→ Task statement
Write out each line exactly as given. Leave the pictures out of your copy.

########################################

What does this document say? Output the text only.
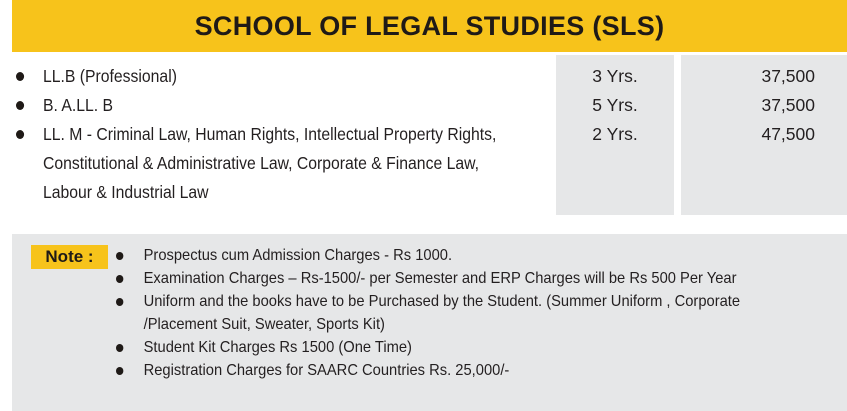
SCHOOL OF LEGAL STUDIES (SLS)
3 Yrs.
5 Yrs.
2 Yrs.
37,500
37,500
47,500
LL.B (Professional)
B. A.LL. B
LL. M - Criminal Law, Human Rights, Intellectual Property Rights,
Constitutional & Administrative Law, Corporate & Finance Law,
Labour & Industrial Law
Note :	Prospectus cum Admission Charges - Rs 1000.
Examination Charges – Rs-1500/- per Semester and ERP Charges will be Rs 500 Per Year
Uniform and the books have to be Purchased by the Student. (Summer Uniform , Corporate
/Placement Suit, Sweater, Sports Kit)
Student Kit Charges Rs 1500 (One Time)
Registration Charges for SAARC Countries Rs. 25,000/-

########################################

→ Solution to the problem
What does this document say? Output the text only.
SCHOOL OF LEGAL STUDIES (SLS)
3 Yrs.
5 Yrs.
2 Yrs.
37,500
37,500
47,500
LL.B (Professional)
B. A.LL. B
LL. M - Criminal Law, Human Rights, Intellectual Property Rights,
Constitutional & Administrative Law, Corporate & Finance Law,
Labour & Industrial Law
Note :	Prospectus cum Admission Charges - Rs 1000.
Examination Charges – Rs-1500/- per Semester and ERP Charges will be Rs 500 Per Year
Uniform and the books have to be Purchased by the Student. (Summer Uniform , Corporate
/Placement Suit, Sweater, Sports Kit)
Student Kit Charges Rs 1500 (One Time)
Registration Charges for SAARC Countries Rs. 25,000/-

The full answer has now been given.